TASK STATEMENT:
Lines containing the word "октября" are to be counted; state their number and nothing further.

Source data:
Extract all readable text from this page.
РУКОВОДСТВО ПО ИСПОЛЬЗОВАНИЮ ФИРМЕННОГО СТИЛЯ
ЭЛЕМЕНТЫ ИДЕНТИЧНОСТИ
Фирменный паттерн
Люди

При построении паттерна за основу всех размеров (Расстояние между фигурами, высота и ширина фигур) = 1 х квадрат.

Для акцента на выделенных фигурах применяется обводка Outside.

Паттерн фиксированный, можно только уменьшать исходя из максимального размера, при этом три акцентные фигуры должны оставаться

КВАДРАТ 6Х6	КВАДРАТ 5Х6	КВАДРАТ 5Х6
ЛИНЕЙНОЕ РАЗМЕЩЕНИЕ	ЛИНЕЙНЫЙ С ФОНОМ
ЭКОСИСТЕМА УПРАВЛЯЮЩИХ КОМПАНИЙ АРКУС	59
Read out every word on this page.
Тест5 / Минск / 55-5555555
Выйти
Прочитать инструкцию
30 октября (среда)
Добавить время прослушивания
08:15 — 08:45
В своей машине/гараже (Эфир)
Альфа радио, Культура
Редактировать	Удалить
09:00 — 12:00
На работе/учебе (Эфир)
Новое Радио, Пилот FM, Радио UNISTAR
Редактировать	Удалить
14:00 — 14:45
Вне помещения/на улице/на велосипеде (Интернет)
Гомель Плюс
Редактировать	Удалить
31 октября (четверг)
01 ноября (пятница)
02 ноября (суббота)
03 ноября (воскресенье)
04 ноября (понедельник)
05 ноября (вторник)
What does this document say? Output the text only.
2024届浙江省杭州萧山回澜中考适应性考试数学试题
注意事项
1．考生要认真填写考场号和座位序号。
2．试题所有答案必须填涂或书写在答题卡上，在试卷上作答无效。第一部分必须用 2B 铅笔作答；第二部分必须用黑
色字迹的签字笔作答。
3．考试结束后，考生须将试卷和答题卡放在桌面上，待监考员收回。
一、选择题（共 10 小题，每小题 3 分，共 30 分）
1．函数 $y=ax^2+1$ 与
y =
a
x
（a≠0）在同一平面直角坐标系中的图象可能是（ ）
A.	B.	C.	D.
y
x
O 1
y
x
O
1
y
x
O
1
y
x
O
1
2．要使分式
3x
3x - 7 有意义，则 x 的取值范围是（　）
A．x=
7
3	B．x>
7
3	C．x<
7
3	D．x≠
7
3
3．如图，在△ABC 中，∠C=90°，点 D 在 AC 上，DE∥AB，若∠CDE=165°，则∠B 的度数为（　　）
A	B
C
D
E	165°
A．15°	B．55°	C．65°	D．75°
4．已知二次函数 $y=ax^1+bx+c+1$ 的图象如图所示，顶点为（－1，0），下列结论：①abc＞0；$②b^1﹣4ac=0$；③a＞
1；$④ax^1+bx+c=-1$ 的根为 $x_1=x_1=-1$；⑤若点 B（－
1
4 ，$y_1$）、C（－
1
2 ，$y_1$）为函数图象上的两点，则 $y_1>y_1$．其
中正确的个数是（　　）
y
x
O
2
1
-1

RESPONSE FOR THIS EXERCISE:
2